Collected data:
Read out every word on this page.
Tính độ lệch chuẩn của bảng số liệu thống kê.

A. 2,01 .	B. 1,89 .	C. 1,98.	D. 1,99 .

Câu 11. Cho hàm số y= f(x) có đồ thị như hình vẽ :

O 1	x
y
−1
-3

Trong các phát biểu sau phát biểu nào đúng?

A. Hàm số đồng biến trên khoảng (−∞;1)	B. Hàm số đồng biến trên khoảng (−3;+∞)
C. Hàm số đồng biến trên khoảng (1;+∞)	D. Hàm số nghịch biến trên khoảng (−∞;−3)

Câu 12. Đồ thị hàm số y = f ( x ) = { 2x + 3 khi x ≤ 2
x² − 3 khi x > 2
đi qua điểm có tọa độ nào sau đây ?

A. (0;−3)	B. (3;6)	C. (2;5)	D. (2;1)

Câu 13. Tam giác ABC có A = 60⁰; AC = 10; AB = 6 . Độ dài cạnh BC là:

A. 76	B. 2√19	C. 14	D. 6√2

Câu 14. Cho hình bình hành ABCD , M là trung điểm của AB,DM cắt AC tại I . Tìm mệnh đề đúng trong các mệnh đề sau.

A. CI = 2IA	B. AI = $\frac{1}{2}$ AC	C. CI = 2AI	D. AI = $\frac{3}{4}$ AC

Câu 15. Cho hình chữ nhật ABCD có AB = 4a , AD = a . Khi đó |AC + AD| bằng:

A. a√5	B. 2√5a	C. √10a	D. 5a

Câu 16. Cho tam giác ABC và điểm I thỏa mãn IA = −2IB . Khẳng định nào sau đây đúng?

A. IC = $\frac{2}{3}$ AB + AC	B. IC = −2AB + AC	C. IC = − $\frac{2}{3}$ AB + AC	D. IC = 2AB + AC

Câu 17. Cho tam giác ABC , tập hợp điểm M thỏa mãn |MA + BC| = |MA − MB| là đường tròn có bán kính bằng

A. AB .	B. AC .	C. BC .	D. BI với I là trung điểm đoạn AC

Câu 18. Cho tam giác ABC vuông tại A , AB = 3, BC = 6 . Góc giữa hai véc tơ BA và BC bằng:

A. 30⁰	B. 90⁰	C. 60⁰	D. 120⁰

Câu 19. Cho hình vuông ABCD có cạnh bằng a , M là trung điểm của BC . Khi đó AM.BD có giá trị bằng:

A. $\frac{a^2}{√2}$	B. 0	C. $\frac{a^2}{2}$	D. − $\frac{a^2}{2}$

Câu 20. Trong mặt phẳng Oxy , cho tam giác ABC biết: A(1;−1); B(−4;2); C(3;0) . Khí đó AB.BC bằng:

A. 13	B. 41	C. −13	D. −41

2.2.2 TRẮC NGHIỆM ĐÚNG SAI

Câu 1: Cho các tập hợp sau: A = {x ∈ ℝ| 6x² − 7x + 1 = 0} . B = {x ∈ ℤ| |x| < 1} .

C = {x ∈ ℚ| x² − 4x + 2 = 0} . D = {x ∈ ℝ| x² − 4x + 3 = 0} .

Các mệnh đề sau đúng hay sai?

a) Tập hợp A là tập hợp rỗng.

--

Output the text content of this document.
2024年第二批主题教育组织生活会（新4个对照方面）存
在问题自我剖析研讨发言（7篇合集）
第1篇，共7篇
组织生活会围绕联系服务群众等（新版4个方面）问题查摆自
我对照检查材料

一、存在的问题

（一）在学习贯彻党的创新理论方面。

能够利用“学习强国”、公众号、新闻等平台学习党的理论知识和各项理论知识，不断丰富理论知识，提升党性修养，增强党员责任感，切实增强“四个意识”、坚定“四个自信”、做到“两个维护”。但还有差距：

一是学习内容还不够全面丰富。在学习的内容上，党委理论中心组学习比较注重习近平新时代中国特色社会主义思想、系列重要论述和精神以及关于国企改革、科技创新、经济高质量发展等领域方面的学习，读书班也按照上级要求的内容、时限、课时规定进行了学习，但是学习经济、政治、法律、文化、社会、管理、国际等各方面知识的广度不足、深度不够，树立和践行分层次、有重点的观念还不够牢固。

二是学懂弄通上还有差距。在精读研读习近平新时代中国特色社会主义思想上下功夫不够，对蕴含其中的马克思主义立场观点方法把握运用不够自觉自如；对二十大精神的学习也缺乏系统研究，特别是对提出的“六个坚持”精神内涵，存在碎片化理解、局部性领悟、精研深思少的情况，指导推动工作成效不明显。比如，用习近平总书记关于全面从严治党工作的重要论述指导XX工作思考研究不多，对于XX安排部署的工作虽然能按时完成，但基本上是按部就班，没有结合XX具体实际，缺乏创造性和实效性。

## Written request
Count the lines in the records above that contain the word "hình", and give only the number.

## Worked answer
4